● EXCERPTED RECORDS:
►
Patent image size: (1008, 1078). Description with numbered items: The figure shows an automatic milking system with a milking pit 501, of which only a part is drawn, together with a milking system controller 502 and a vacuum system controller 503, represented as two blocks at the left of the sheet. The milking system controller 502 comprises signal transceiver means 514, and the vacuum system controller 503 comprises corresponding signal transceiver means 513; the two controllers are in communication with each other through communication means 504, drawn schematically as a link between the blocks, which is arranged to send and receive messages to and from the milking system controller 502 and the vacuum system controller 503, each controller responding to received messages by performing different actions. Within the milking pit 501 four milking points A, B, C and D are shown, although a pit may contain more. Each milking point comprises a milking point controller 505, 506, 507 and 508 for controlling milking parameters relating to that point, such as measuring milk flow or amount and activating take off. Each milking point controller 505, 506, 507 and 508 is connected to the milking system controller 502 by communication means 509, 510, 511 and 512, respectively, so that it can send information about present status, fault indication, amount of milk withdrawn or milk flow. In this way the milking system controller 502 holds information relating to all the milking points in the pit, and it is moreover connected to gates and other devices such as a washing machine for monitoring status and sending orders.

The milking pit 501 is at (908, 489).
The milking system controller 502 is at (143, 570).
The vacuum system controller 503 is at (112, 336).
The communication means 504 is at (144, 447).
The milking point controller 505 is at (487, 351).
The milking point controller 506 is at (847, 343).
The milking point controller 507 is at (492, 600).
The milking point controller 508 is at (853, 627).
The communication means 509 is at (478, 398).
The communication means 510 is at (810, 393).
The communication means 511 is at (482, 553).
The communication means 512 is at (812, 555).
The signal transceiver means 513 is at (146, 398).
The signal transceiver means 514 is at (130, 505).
◄
Print the records unchanged, starting at their first line and ending at the line that contains "The communication means 511 is at (482, 553).", with both of those lines included.

Patent image size: (1008, 1078). Description with numbered items: The figure shows an automatic milking system with a milking pit 501, of which only a part is drawn, together with a milking system controller 502 and a vacuum system controller 503, represented as two blocks at the left of the sheet. The milking system controller 502 comprises signal transceiver means 514, and the vacuum system controller 503 comprises corresponding signal transceiver means 513; the two controllers are in communication with each other through communication means 504, drawn schematically as a link between the blocks, which is arranged to send and receive messages to and from the milking system controller 502 and the vacuum system controller 503, each controller responding to received messages by performing different actions. Within the milking pit 501 four milking points A, B, C and D are shown, although a pit may contain more. Each milking point comprises a milking point controller 505, 506, 507 and 508 for controlling milking parameters relating to that point, such as measuring milk flow or amount and activating take off. Each milking point controller 505, 506, 507 and 508 is connected to the milking system controller 502 by communication means 509, 510, 511 and 512, respectively, so that it can send information about present status, fault indication, amount of milk withdrawn or milk flow. In this way the milking system controller 502 holds information relating to all the milking points in the pit, and it is moreover connected to gates and other devices such as a washing machine for monitoring status and sending orders.

The milking pit 501 is at (908, 489).
The milking system controller 502 is at (143, 570).
The vacuum system controller 503 is at (112, 336).
The communication means 504 is at (144, 447).
The milking point controller 505 is at (487, 351).
The milking point controller 506 is at (847, 343).
The milking point controller 507 is at (492, 600).
The milking point controller 508 is at (853, 627).
The communication means 509 is at (478, 398).
The communication means 510 is at (810, 393).
The communication means 511 is at (482, 553).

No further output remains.